# [YOUR GOAL]
Extract the full set of records that follows, word for word.
** begin GIVEN RECORDS **
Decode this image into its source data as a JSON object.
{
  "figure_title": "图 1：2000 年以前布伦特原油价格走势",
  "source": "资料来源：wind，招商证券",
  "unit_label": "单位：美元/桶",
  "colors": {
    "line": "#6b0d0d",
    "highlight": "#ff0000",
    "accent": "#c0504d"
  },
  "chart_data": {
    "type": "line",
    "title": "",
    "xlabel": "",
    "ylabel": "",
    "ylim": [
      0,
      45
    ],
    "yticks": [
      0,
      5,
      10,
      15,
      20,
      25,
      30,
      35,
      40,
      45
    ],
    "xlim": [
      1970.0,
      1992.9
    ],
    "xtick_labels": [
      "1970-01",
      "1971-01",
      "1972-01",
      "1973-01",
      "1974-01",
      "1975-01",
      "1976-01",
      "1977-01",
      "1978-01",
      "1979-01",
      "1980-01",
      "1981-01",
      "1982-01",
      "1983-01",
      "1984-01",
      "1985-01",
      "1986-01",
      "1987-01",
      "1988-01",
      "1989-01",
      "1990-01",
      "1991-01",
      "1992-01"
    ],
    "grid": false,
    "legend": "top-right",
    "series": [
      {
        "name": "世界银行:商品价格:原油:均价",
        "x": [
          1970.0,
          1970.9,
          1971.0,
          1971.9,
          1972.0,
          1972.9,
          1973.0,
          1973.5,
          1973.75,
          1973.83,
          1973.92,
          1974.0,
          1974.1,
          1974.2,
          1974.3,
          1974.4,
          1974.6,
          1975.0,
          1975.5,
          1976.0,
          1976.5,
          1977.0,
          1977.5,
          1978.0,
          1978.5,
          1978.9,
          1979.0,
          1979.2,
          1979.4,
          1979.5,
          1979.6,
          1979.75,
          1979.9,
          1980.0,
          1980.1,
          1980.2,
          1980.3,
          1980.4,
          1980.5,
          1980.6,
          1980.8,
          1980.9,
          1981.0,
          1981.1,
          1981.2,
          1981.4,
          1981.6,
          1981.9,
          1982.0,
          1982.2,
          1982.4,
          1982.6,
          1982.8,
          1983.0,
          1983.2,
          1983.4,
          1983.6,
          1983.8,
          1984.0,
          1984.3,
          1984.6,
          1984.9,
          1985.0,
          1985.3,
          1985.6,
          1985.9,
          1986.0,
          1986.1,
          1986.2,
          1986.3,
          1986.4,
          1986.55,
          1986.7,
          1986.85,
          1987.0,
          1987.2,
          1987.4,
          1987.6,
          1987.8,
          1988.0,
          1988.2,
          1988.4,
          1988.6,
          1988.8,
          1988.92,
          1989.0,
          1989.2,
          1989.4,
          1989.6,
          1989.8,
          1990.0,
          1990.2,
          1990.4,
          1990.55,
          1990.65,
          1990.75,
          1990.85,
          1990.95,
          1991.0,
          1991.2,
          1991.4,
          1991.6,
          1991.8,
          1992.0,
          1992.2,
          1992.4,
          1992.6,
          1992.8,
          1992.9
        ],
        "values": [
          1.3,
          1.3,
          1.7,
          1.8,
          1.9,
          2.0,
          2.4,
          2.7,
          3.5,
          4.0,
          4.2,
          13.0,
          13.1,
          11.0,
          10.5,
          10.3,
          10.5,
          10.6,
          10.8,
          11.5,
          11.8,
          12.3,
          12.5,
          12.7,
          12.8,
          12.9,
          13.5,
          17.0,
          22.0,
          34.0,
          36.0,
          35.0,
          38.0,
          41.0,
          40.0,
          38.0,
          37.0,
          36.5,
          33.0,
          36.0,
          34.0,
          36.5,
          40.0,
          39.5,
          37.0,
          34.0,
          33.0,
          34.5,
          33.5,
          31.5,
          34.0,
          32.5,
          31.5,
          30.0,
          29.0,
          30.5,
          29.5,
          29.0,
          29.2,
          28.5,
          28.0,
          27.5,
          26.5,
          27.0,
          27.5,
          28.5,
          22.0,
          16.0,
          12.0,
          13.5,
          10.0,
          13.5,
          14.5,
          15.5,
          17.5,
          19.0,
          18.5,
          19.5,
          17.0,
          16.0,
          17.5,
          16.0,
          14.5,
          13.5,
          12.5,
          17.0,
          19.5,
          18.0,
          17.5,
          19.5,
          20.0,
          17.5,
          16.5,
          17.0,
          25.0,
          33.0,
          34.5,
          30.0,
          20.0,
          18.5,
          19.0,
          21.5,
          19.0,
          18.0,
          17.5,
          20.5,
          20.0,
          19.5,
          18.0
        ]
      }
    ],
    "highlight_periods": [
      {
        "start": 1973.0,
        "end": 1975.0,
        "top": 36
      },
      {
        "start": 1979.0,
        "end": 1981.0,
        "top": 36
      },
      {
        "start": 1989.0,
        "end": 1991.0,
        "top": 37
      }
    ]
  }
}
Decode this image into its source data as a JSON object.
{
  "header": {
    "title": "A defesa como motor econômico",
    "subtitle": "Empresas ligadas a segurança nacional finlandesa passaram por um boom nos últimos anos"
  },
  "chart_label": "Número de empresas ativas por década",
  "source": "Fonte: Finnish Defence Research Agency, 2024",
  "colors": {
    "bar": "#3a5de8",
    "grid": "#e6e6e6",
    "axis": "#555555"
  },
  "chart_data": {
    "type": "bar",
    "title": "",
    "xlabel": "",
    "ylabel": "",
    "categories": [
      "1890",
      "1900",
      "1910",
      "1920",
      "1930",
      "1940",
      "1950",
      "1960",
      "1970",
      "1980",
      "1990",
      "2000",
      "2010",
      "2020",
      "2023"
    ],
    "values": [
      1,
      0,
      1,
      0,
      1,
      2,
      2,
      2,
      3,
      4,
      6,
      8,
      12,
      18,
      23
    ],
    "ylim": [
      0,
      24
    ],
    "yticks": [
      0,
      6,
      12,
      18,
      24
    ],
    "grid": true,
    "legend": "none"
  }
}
** end GIVEN RECORDS **
# [SOLUTION TO THIS EXERCISE]
Decode this image into its source data as a JSON object.
{
  "figure_title": "图 1：2000 年以前布伦特原油价格走势",
  "source": "资料来源：wind，招商证券",
  "unit_label": "单位：美元/桶",
  "colors": {
    "line": "#6b0d0d",
    "highlight": "#ff0000",
    "accent": "#c0504d"
  },
  "chart_data": {
    "type": "line",
    "title": "",
    "xlabel": "",
    "ylabel": "",
    "ylim": [
      0,
      45
    ],
    "yticks": [
      0,
      5,
      10,
      15,
      20,
      25,
      30,
      35,
      40,
      45
    ],
    "xlim": [
      1970.0,
      1992.9
    ],
    "xtick_labels": [
      "1970-01",
      "1971-01",
      "1972-01",
      "1973-01",
      "1974-01",
      "1975-01",
      "1976-01",
      "1977-01",
      "1978-01",
      "1979-01",
      "1980-01",
      "1981-01",
      "1982-01",
      "1983-01",
      "1984-01",
      "1985-01",
      "1986-01",
      "1987-01",
      "1988-01",
      "1989-01",
      "1990-01",
      "1991-01",
      "1992-01"
    ],
    "grid": false,
    "legend": "top-right",
    "series": [
      {
        "name": "世界银行:商品价格:原油:均价",
        "x": [
          1970.0,
          1970.9,
          1971.0,
          1971.9,
          1972.0,
          1972.9,
          1973.0,
          1973.5,
          1973.75,
          1973.83,
          1973.92,
          1974.0,
          1974.1,
          1974.2,
          1974.3,
          1974.4,
          1974.6,
          1975.0,
          1975.5,
          1976.0,
          1976.5,
          1977.0,
          1977.5,
          1978.0,
          1978.5,
          1978.9,
          1979.0,
          1979.2,
          1979.4,
          1979.5,
          1979.6,
          1979.75,
          1979.9,
          1980.0,
          1980.1,
          1980.2,
          1980.3,
          1980.4,
          1980.5,
          1980.6,
          1980.8,
          1980.9,
          1981.0,
          1981.1,
          1981.2,
          1981.4,
          1981.6,
          1981.9,
          1982.0,
          1982.2,
          1982.4,
          1982.6,
          1982.8,
          1983.0,
          1983.2,
          1983.4,
          1983.6,
          1983.8,
          1984.0,
          1984.3,
          1984.6,
          1984.9,
          1985.0,
          1985.3,
          1985.6,
          1985.9,
          1986.0,
          1986.1,
          1986.2,
          1986.3,
          1986.4,
          1986.55,
          1986.7,
          1986.85,
          1987.0,
          1987.2,
          1987.4,
          1987.6,
          1987.8,
          1988.0,
          1988.2,
          1988.4,
          1988.6,
          1988.8,
          1988.92,
          1989.0,
          1989.2,
          1989.4,
          1989.6,
          1989.8,
          1990.0,
          1990.2,
          1990.4,
          1990.55,
          1990.65,
          1990.75,
          1990.85,
          1990.95,
          1991.0,
          1991.2,
          1991.4,
          1991.6,
          1991.8,
          1992.0,
          1992.2,
          1992.4,
          1992.6,
          1992.8,
          1992.9
        ],
        "values": [
          1.3,
          1.3,
          1.7,
          1.8,
          1.9,
          2.0,
          2.4,
          2.7,
          3.5,
          4.0,
          4.2,
          13.0,
          13.1,
          11.0,
          10.5,
          10.3,
          10.5,
          10.6,
          10.8,
          11.5,
          11.8,
          12.3,
          12.5,
          12.7,
          12.8,
          12.9,
          13.5,
          17.0,
          22.0,
          34.0,
          36.0,
          35.0,
          38.0,
          41.0,
          40.0,
          38.0,
          37.0,
          36.5,
          33.0,
          36.0,
          34.0,
          36.5,
          40.0,
          39.5,
          37.0,
          34.0,
          33.0,
          34.5,
          33.5,
          31.5,
          34.0,
          32.5,
          31.5,
          30.0,
          29.0,
          30.5,
          29.5,
          29.0,
          29.2,
          28.5,
          28.0,
          27.5,
          26.5,
          27.0,
          27.5,
          28.5,
          22.0,
          16.0,
          12.0,
          13.5,
          10.0,
          13.5,
          14.5,
          15.5,
          17.5,
          19.0,
          18.5,
          19.5,
          17.0,
          16.0,
          17.5,
          16.0,
          14.5,
          13.5,
          12.5,
          17.0,
          19.5,
          18.0,
          17.5,
          19.5,
          20.0,
          17.5,
          16.5,
          17.0,
          25.0,
          33.0,
          34.5,
          30.0,
          20.0,
          18.5,
          19.0,
          21.5,
          19.0,
          18.0,
          17.5,
          20.5,
          20.0,
          19.5,
          18.0
        ]
      }
    ],
    "highlight_periods": [
      {
        "start": 1973.0,
        "end": 1975.0,
        "top": 36
      },
      {
        "start": 1979.0,
        "end": 1981.0,
        "top": 36
      },
      {
        "start": 1989.0,
        "end": 1991.0,
        "top": 37
      }
    ]
  }
}
Decode this image into its source data as a JSON object.
{
  "header": {
    "title": "A defesa como motor econômico",
    "subtitle": "Empresas ligadas a segurança nacional finlandesa passaram por um boom nos últimos anos"
  },
  "chart_label": "Número de empresas ativas por década",
  "source": "Fonte: Finnish Defence Research Agency, 2024",
  "colors": {
    "bar": "#3a5de8",
    "grid": "#e6e6e6",
    "axis": "#555555"
  },
  "chart_data": {
    "type": "bar",
    "title": "",
    "xlabel": "",
    "ylabel": "",
    "categories": [
      "1890",
      "1900",
      "1910",
      "1920",
      "1930",
      "1940",
      "1950",
      "1960",
      "1970",
      "1980",
      "1990",
      "2000",
      "2010",
      "2020",
      "2023"
    ],
    "values": [
      1,
      0,
      1,
      0,
      1,
      2,
      2,
      2,
      3,
      4,
      6,
      8,
      12,
      18,
      23
    ],
    "ylim": [
      0,
      24
    ],
    "yticks": [
      0,
      6,
      12,
      18,
      24
    ],
    "grid": true,
    "legend": "none"
  }
}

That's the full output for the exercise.